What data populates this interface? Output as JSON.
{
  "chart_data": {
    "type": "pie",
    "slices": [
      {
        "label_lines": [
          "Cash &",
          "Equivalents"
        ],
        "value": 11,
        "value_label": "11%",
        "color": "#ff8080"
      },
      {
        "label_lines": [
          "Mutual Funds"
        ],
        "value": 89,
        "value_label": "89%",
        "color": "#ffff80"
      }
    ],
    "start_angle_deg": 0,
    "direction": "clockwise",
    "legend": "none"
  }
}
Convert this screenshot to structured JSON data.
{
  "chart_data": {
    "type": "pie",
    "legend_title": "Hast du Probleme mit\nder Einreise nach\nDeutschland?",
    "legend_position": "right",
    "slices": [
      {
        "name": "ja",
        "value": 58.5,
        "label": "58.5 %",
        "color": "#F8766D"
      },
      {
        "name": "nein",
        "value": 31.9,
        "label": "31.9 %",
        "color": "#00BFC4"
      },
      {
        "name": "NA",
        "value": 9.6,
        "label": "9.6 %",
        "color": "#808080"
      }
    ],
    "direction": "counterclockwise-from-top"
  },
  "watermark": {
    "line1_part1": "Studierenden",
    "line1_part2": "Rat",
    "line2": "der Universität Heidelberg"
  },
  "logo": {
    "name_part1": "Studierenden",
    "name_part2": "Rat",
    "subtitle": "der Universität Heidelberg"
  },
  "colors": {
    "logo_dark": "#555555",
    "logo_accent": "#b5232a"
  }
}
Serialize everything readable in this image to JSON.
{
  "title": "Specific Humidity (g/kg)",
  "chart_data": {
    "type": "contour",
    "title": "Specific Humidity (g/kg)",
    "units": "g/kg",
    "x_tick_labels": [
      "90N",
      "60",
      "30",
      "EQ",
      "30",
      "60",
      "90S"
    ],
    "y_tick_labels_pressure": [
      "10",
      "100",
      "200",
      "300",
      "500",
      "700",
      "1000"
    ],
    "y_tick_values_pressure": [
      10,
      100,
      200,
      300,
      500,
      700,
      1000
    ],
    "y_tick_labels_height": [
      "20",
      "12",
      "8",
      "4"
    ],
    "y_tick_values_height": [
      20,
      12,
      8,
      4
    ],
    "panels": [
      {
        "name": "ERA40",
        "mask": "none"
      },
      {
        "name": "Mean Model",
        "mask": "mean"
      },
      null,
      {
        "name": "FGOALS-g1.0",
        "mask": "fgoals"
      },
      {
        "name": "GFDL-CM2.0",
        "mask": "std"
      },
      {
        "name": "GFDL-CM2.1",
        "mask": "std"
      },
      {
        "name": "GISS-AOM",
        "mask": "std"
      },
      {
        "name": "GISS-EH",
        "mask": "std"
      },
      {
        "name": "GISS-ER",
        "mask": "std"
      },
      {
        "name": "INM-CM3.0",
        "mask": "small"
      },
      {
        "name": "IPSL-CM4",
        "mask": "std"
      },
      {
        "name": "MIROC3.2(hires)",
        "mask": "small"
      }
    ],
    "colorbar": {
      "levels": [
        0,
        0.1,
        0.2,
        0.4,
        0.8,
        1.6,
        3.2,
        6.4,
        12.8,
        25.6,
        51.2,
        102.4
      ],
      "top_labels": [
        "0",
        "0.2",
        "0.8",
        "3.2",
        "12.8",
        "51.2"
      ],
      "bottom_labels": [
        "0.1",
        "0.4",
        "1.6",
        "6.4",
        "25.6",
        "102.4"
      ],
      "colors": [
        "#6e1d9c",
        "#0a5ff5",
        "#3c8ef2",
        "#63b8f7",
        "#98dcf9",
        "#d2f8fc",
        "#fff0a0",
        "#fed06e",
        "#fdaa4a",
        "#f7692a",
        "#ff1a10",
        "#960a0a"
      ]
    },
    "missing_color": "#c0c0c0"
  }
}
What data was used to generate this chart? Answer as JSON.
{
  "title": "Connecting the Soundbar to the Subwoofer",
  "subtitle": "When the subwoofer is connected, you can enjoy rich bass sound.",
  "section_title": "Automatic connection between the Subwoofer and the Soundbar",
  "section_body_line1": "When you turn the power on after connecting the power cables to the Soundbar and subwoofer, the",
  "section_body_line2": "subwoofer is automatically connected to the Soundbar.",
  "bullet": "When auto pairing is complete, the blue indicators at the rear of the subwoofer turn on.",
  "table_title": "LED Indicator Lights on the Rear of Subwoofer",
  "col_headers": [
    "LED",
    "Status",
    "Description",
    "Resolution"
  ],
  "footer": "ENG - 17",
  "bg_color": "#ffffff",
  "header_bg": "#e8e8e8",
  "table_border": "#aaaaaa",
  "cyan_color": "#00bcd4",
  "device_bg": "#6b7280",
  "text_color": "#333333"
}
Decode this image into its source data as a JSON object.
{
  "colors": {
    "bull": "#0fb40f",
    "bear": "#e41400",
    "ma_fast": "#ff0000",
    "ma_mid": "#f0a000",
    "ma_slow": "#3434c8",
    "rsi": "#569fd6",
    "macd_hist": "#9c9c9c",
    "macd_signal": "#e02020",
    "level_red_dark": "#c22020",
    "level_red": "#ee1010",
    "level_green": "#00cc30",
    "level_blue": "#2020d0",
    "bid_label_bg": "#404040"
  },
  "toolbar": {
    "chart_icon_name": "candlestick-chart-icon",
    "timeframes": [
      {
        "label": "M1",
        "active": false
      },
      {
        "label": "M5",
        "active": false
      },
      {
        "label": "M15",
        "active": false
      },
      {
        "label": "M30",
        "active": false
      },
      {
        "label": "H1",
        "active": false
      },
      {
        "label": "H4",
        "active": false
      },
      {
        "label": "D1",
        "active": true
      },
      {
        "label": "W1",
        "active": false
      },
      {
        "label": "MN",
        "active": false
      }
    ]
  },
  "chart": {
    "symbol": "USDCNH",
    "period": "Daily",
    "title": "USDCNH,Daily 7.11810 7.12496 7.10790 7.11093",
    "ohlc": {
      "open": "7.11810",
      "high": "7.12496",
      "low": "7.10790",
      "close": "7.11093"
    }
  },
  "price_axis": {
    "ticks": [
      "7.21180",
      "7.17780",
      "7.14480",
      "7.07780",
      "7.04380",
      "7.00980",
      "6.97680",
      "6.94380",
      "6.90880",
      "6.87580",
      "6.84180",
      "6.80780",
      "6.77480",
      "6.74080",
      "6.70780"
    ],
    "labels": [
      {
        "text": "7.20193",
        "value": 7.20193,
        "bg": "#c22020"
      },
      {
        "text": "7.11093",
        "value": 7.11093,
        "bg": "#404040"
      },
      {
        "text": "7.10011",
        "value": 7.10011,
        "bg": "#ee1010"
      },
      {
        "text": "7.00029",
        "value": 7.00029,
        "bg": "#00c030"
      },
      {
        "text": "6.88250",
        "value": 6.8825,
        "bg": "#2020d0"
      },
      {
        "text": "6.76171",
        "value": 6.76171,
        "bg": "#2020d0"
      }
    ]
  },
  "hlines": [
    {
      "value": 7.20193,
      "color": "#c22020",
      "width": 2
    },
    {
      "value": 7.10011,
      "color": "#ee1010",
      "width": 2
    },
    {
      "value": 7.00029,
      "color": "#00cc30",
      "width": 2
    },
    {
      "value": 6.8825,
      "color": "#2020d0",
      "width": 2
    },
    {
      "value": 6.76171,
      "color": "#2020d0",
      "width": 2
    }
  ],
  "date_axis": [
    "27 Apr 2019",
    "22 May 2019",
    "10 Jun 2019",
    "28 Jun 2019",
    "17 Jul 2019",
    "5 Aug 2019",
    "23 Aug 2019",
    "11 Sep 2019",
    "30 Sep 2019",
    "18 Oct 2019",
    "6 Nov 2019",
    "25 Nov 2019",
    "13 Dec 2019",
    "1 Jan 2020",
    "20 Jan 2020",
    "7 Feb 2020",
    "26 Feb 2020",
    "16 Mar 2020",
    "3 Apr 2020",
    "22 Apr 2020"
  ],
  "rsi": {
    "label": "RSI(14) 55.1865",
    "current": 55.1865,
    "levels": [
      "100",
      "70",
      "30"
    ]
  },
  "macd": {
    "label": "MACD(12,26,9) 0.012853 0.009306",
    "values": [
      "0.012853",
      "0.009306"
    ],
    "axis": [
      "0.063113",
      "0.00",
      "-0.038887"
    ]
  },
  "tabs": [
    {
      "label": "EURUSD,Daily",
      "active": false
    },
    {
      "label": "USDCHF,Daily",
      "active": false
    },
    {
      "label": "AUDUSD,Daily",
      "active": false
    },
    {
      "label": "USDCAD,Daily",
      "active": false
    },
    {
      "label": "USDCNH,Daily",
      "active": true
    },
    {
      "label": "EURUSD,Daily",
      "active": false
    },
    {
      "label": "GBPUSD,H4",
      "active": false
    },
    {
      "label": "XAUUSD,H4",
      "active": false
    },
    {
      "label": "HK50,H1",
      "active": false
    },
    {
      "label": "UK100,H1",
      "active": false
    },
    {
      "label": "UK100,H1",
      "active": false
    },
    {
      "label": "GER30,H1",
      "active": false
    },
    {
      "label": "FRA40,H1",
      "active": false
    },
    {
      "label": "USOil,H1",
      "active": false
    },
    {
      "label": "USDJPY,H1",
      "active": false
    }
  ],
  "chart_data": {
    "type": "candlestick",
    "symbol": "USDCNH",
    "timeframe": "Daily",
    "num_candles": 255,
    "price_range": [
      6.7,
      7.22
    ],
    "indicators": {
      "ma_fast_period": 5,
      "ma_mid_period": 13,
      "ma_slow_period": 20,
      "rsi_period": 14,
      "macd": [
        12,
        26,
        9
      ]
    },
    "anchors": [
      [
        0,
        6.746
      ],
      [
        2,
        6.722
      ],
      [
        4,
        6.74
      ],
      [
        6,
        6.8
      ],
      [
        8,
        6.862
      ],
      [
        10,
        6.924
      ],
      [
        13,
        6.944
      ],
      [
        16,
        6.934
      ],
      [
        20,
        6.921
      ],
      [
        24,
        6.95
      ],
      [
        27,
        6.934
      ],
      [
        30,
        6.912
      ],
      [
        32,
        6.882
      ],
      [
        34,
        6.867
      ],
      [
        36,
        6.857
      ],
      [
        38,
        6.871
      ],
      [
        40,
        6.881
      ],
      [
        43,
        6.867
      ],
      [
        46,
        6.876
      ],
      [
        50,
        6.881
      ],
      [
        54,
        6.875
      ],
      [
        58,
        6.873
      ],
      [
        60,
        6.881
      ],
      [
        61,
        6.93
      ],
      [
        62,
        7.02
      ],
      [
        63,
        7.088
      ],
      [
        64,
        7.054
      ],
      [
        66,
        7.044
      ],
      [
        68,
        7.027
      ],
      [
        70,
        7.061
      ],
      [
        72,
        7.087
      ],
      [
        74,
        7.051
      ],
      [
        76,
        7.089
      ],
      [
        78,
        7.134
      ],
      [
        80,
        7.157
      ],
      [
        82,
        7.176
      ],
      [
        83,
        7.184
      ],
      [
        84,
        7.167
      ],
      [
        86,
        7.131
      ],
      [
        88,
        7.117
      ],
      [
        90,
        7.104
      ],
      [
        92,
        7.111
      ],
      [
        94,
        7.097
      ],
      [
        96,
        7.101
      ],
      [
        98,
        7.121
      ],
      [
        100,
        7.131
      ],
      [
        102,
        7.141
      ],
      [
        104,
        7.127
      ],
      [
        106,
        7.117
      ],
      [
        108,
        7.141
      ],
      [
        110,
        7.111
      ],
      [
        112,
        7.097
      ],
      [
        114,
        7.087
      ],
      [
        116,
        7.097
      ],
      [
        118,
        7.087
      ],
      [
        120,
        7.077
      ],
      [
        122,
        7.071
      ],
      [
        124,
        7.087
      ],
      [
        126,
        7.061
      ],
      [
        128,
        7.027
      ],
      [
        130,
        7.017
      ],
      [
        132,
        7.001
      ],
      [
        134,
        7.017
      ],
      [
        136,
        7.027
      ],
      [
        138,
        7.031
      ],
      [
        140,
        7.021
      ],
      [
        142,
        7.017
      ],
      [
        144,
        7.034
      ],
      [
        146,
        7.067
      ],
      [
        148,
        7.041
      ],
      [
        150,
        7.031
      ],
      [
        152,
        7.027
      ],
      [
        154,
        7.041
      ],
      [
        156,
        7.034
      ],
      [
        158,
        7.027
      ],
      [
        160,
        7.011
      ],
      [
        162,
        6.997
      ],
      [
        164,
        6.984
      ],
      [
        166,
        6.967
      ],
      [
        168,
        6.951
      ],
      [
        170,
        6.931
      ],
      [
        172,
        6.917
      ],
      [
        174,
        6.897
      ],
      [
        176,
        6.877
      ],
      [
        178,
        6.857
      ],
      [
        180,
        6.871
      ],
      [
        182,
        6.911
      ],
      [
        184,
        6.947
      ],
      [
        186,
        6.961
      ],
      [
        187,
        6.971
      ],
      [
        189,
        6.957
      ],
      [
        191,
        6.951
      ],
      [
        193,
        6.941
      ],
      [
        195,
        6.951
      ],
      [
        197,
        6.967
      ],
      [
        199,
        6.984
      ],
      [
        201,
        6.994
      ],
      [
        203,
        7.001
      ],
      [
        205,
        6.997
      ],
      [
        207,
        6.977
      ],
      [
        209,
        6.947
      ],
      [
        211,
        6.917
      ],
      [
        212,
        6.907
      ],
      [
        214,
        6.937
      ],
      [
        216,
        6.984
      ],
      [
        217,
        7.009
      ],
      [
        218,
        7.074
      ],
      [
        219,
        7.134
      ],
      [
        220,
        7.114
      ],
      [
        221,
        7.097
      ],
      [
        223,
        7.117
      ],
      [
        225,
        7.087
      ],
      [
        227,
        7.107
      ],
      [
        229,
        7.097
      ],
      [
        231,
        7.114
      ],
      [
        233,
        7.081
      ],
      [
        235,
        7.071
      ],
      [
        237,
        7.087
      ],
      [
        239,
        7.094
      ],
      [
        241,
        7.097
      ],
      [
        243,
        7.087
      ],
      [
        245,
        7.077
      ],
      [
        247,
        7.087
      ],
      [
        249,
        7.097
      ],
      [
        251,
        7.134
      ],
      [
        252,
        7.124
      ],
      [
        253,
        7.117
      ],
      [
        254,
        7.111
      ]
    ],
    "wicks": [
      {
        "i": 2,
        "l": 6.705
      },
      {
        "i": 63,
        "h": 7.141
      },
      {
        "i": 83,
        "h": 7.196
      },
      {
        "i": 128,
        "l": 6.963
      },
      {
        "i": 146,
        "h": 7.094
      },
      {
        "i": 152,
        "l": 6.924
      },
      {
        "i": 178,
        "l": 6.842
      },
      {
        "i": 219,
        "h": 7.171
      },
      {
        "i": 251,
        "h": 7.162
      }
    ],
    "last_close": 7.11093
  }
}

# [Objective]
Of the lines above, how many contain the string "What"? Only the number is required.

# [Answer to the exercise]
2